What you will do
From the listing below, extract every line containing "边缘清楚整齐".

★ ★ ★ ★ ★ ★ ★

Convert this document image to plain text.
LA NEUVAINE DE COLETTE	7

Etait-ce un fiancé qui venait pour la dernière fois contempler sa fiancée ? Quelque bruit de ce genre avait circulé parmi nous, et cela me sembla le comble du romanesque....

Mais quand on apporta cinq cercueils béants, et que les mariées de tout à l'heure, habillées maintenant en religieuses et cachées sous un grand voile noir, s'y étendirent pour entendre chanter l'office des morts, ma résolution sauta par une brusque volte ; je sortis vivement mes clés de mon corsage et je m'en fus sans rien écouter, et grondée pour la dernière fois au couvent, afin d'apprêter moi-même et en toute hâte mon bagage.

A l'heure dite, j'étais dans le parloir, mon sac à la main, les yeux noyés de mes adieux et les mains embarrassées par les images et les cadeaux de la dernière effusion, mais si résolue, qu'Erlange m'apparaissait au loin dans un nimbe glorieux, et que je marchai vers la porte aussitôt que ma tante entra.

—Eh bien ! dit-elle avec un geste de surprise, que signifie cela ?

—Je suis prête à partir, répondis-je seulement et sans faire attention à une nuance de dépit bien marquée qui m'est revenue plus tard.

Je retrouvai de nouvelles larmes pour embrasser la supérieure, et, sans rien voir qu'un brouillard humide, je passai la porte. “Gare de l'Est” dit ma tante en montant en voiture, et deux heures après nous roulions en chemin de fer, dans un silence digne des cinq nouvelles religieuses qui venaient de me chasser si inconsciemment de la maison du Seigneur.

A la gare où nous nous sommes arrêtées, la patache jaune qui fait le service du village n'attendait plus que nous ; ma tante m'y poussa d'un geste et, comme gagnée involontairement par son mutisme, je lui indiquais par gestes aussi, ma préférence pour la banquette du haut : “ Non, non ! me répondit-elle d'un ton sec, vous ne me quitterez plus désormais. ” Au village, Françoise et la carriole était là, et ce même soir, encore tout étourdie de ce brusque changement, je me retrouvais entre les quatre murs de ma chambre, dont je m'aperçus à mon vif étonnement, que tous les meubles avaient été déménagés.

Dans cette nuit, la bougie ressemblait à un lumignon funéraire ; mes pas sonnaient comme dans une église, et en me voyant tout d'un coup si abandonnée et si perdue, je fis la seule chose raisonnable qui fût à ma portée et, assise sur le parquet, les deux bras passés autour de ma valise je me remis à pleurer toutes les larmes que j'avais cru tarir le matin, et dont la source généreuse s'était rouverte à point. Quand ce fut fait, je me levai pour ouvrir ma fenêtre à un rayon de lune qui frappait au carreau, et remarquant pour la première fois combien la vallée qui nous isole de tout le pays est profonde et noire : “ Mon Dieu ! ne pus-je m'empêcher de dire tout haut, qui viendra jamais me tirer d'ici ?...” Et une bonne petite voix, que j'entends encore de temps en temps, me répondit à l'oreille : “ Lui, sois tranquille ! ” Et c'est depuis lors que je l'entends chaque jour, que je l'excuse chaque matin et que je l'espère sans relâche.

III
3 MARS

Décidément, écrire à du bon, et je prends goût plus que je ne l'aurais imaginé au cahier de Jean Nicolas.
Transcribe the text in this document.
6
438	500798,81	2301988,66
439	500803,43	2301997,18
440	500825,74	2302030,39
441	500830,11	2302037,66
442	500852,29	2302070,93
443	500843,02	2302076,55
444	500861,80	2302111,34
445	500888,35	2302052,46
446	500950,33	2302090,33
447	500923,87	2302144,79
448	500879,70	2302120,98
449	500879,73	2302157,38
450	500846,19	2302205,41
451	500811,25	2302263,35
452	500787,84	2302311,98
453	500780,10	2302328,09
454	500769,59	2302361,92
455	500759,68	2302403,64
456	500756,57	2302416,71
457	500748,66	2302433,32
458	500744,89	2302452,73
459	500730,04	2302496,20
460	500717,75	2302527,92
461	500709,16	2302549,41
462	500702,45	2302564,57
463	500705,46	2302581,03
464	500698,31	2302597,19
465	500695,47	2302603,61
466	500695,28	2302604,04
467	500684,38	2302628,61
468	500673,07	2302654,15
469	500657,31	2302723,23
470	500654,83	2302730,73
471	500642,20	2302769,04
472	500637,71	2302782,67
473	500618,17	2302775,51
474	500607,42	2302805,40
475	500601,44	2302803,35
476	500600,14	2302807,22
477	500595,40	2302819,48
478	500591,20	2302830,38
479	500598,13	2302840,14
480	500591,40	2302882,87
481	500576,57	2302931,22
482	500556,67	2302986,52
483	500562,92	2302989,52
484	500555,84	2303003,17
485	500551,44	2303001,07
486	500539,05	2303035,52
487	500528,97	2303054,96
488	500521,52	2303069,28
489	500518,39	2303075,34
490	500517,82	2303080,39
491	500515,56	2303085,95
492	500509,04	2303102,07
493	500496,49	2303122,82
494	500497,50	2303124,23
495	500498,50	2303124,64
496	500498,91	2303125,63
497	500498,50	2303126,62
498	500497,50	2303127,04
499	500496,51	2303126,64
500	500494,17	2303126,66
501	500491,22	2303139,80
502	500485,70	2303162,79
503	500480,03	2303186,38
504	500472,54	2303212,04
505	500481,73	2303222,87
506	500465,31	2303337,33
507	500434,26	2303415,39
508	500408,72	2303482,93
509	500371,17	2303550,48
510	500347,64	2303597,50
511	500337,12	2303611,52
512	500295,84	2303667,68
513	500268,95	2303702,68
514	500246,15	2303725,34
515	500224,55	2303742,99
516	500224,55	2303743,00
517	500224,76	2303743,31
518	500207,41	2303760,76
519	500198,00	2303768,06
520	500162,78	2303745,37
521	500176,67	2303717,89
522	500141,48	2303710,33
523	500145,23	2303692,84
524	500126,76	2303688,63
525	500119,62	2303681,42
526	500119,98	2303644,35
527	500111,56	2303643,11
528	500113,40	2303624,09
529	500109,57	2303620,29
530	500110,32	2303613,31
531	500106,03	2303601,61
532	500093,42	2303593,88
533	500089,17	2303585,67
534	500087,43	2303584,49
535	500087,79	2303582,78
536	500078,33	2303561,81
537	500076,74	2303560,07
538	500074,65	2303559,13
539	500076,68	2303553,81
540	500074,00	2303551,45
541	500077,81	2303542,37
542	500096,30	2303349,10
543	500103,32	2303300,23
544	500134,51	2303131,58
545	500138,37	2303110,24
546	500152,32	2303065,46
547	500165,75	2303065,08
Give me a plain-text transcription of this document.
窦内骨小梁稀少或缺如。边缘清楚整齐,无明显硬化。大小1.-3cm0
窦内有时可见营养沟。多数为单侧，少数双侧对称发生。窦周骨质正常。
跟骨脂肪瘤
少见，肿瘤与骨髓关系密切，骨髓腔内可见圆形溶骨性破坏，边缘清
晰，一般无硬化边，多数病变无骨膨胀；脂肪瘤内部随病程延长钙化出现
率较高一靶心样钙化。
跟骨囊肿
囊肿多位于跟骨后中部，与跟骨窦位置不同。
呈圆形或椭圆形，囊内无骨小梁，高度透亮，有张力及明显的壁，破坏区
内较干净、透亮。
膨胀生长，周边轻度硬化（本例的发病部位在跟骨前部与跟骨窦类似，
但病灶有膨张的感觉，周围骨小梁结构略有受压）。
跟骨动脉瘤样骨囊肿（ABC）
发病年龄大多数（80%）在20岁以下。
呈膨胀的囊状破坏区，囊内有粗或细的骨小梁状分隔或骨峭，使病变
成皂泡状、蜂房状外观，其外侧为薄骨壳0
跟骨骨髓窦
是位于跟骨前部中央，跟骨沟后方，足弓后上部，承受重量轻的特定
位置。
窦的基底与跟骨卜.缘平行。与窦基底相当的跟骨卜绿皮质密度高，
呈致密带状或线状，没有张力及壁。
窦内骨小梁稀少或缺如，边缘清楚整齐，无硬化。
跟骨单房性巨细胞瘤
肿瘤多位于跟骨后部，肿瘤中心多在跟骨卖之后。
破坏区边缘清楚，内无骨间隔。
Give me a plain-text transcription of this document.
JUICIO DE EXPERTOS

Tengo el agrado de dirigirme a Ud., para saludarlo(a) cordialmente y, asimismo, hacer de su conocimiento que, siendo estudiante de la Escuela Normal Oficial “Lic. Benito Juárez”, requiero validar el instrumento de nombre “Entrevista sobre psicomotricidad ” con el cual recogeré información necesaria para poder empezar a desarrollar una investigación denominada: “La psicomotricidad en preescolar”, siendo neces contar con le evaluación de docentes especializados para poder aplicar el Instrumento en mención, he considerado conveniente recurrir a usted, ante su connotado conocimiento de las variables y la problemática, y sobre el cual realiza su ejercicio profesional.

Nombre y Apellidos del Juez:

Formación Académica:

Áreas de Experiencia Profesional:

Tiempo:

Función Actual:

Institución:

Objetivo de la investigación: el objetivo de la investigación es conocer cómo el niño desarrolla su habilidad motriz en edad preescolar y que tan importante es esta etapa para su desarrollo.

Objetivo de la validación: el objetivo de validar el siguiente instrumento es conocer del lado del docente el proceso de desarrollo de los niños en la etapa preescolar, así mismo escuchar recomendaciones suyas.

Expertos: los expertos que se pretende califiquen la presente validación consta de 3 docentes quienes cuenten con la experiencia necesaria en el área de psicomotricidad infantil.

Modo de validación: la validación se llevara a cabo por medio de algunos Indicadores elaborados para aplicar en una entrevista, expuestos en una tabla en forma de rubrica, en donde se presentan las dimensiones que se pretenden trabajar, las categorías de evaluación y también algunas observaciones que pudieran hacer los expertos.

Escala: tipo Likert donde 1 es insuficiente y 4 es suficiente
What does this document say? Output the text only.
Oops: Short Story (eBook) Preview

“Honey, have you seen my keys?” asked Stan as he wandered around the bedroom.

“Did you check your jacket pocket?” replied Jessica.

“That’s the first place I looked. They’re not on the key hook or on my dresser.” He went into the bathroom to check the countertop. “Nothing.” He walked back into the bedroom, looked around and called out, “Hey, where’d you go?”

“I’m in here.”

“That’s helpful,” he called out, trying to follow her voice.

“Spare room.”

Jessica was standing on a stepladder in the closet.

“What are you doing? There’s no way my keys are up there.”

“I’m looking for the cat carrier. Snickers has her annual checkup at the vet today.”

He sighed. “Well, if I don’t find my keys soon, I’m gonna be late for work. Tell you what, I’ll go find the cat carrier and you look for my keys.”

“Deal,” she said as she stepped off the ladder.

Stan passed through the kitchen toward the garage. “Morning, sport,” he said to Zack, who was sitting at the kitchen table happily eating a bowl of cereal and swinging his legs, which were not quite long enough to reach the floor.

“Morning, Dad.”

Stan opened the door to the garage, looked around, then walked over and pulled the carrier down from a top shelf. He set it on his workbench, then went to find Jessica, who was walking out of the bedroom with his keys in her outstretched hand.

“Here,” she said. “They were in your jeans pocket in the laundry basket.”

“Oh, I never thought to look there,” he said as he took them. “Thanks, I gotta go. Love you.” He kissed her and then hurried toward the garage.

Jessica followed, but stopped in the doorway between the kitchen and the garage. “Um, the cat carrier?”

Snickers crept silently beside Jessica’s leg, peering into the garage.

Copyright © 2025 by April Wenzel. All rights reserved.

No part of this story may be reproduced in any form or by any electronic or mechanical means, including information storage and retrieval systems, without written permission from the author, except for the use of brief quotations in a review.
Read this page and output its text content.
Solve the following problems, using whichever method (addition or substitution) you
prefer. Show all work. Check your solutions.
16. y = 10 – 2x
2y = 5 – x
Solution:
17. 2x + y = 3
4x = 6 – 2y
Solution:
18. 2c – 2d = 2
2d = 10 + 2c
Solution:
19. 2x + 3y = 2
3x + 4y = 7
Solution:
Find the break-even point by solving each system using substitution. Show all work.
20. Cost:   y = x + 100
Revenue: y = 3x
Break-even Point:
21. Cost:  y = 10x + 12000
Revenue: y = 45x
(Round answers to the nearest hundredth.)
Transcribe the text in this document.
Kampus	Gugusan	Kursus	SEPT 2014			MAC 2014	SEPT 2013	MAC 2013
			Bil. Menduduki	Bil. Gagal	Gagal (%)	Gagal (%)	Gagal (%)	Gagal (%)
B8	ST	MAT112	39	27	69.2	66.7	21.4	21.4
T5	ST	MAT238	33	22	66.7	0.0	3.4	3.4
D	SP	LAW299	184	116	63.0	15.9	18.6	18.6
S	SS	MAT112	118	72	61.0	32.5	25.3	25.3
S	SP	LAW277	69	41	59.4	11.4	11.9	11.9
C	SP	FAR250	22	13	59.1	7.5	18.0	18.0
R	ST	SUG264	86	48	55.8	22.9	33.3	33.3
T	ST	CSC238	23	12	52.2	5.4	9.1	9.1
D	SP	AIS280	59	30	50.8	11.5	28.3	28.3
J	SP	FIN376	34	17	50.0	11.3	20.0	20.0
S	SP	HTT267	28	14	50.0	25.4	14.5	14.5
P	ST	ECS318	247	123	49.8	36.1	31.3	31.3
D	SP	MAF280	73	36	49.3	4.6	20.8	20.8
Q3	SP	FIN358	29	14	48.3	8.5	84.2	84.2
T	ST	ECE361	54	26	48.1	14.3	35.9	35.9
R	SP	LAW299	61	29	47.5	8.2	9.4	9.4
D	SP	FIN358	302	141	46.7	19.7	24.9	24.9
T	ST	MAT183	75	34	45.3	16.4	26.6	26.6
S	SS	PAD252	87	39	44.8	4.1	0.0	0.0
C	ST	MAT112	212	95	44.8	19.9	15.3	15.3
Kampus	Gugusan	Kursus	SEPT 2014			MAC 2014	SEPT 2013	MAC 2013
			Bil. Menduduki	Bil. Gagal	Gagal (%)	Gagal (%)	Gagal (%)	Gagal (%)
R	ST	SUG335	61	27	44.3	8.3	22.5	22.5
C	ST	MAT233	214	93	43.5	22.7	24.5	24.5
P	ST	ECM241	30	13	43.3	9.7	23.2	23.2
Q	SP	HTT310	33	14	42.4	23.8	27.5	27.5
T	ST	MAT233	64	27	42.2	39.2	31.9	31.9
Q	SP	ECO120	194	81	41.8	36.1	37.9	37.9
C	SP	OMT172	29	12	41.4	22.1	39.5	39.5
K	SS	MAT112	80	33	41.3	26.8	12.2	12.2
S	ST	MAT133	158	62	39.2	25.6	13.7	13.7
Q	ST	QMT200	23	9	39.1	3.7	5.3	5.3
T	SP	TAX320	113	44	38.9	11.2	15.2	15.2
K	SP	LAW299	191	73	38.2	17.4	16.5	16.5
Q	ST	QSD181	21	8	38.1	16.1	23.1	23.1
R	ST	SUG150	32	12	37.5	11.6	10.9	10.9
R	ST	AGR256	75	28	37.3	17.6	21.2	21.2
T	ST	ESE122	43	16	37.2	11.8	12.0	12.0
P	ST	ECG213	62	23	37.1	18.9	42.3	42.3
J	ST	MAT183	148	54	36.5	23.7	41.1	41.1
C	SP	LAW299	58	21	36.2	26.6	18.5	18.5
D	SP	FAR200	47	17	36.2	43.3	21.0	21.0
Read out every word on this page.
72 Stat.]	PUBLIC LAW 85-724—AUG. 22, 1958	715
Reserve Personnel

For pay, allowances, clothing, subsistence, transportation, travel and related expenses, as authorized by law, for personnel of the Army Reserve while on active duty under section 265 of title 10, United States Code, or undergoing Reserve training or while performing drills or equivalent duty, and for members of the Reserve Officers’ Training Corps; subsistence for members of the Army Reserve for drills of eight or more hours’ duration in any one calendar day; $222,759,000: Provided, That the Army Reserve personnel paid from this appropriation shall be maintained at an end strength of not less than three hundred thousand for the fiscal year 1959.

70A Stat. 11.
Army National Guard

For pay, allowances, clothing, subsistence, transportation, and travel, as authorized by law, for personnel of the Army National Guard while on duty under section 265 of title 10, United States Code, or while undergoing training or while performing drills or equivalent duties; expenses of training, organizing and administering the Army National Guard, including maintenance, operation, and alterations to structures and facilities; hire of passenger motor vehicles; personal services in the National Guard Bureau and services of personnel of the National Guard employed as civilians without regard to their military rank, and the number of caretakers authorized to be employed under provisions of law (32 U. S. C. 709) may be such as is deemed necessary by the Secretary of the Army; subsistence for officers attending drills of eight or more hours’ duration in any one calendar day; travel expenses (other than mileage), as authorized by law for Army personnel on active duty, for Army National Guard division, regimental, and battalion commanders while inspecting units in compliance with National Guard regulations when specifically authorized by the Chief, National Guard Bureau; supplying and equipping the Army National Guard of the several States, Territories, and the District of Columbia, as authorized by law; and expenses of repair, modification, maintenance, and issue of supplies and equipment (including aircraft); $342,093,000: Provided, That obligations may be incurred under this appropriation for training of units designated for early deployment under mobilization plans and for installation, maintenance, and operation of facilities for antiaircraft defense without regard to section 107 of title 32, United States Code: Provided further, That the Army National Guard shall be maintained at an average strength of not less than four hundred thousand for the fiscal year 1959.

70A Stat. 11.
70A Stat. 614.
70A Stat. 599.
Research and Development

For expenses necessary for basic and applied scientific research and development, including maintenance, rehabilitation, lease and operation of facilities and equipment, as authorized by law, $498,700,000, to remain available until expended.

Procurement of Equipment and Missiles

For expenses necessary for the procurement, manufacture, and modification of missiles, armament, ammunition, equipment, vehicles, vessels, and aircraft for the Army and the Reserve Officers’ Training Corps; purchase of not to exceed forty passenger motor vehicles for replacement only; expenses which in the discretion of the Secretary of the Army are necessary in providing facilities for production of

★ ★ ★ ★ ★ ★ ★

Correct result
窦内骨小梁稀少或缺如。边缘清楚整齐,无明显硬化。大小1.-3cm0
窦内骨小梁稀少或缺如，边缘清楚整齐，无硬化。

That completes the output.